Required action >>
Please reproduce the "Who We Are" text word for word from "Sophie was 5½" up to and including "for childhood cancers.".

Given text >>
Who We Are
On 24th September 2003 I was told my worst nightmare. The words “Sophie has a tumour” will live with me forever.
Sophie was 5½ years old and had been a normal, bright, cheerful, bubbly and healthy child with a zest for life. She loved Barbie, anything pink and most importantly her friends and family. It soon became obvious that our lives would never be the same again. Normality suddenly took on a very different meaning.
Sophie dealt with her illness with bravery and dignity way beyond her years. Normal for Sophie became day after day, week after week and month after month in hospital undergoing chemotherapy and radiotherapy, major pioneering operations and numerous transfusions. She made many friends who were also undergoing treatments for childhood cancers.
Sophie lost her battle against this horrible disease on 9th December 2004 at just 6½ years old. When she died a big part of me died with her and I will never be the same again. Not a day goes by when I don’t think of my princess, but setting up this charity has helped me cope with my loss. Knowing we are doing all we can to help others in our situation is what Sophie would have wanted. While you are reading this someone, somewhere is being told their worst nightmare.
I would like to thank all friends, loyal supporters and the medical staff who work so hard to help us continue to provide support, treatment and research into childhood diseases.
Lin Barringer – Sophie’s Mummy

Data for review >>

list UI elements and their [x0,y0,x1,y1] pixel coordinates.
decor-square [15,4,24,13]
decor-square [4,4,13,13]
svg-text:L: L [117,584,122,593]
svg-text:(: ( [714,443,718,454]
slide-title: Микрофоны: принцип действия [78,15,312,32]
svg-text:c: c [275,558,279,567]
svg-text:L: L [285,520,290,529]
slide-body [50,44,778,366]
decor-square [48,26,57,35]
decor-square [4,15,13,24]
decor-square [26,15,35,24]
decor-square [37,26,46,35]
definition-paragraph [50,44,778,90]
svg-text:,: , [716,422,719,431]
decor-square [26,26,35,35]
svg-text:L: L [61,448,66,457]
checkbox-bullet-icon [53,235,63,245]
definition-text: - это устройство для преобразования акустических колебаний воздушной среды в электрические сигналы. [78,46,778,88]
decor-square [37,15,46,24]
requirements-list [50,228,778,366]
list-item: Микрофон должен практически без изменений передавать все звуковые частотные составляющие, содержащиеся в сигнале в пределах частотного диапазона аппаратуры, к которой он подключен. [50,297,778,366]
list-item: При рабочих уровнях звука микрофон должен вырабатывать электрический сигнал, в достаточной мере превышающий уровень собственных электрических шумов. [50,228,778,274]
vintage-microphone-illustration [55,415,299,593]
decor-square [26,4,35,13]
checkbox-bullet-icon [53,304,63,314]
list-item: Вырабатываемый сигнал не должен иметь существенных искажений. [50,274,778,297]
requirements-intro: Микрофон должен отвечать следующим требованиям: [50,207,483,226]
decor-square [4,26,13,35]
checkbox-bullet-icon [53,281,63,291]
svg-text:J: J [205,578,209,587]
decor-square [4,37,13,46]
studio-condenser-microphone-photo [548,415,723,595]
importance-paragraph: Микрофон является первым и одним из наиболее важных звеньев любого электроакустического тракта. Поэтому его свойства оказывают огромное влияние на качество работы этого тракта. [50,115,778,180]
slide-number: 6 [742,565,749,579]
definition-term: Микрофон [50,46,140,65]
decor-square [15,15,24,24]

Response >>
Sophie was 5½ years old and had been a normal, bright, cheerful, bubbly and healthy child with a zest for life. She loved Barbie, anything pink and most importantly her friends and family. It soon became obvious that our lives would never be the same again. Normality suddenly took on a very different meaning.
Sophie dealt with her illness with bravery and dignity way beyond her years. Normal for Sophie became day after day, week after week and month after month in hospital undergoing chemotherapy and radiotherapy, major pioneering operations and numerous transfusions. She made many friends who were also undergoing treatments for childhood cancers.